◆ **MATERIAL FOR THIS EXERCISE**
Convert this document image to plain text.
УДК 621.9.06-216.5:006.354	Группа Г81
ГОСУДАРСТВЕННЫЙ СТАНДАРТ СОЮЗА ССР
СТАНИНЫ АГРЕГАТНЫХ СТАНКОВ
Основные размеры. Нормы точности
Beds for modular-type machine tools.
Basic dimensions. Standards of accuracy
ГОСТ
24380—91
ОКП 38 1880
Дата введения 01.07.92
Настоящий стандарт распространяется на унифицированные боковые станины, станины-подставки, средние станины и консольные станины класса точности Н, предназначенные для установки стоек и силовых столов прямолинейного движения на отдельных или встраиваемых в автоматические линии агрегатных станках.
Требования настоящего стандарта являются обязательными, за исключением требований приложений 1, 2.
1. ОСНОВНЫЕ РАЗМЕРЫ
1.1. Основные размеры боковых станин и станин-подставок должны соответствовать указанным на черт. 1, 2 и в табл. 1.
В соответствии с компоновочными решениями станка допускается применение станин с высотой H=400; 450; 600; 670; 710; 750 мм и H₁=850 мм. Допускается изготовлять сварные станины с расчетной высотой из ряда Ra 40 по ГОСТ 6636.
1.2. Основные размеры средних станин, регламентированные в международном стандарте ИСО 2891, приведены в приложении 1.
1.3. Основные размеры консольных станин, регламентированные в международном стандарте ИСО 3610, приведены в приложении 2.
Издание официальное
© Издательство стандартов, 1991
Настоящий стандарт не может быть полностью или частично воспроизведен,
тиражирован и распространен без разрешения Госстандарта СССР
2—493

==

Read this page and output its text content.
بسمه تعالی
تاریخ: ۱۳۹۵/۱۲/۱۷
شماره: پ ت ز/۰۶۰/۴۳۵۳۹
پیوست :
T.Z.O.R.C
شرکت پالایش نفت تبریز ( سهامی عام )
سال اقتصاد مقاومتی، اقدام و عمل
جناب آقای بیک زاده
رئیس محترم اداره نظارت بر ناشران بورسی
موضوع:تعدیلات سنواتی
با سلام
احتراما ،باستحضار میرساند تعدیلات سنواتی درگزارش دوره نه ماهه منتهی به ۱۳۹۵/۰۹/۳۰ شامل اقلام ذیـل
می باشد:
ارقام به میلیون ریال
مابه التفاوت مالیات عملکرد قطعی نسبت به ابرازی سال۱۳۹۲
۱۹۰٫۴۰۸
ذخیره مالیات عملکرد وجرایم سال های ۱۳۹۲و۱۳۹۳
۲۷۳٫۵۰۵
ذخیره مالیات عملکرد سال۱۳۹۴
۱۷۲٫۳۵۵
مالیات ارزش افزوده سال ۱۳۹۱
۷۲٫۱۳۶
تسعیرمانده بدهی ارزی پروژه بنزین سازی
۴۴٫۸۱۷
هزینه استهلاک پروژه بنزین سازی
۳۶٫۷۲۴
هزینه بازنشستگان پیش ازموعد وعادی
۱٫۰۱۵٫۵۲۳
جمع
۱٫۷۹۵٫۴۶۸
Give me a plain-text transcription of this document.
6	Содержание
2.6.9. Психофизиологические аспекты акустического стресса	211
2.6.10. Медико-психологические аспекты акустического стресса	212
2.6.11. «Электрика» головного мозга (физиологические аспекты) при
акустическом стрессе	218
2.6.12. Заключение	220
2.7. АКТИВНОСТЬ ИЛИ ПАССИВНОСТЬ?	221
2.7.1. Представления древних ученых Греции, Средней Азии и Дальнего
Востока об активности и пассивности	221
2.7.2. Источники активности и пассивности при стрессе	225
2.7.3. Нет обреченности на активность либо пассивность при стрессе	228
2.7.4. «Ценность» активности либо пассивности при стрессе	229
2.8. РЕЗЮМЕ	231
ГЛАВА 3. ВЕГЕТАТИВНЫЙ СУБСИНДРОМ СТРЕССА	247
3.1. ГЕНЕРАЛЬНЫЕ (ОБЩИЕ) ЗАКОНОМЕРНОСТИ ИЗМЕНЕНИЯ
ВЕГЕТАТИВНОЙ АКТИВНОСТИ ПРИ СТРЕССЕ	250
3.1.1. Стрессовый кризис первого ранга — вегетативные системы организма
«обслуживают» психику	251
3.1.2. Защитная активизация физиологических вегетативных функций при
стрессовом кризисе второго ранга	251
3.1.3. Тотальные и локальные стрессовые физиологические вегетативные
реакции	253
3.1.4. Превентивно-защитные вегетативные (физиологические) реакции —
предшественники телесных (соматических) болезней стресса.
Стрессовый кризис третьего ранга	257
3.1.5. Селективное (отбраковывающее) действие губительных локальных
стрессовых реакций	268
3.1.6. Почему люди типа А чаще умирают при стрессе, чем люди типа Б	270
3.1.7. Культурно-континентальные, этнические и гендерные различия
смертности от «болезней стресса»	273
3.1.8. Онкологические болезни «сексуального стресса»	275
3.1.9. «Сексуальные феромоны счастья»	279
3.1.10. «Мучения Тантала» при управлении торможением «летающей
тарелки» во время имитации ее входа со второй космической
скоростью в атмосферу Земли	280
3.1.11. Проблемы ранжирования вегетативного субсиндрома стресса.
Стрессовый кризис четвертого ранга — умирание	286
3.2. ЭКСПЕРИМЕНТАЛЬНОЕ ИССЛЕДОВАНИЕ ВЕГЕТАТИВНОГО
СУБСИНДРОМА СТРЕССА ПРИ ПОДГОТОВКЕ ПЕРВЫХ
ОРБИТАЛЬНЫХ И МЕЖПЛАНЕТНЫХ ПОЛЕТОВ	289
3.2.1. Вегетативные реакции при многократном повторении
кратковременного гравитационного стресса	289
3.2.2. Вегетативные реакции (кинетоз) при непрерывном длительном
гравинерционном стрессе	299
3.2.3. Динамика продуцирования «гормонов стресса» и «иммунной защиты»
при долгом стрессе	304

◆ **GIVEN PROBLEM**
In the data above, how many lines contain the string "Настоящий"? Answer with the number only.

◆ **EXPECTED ANSWER**
2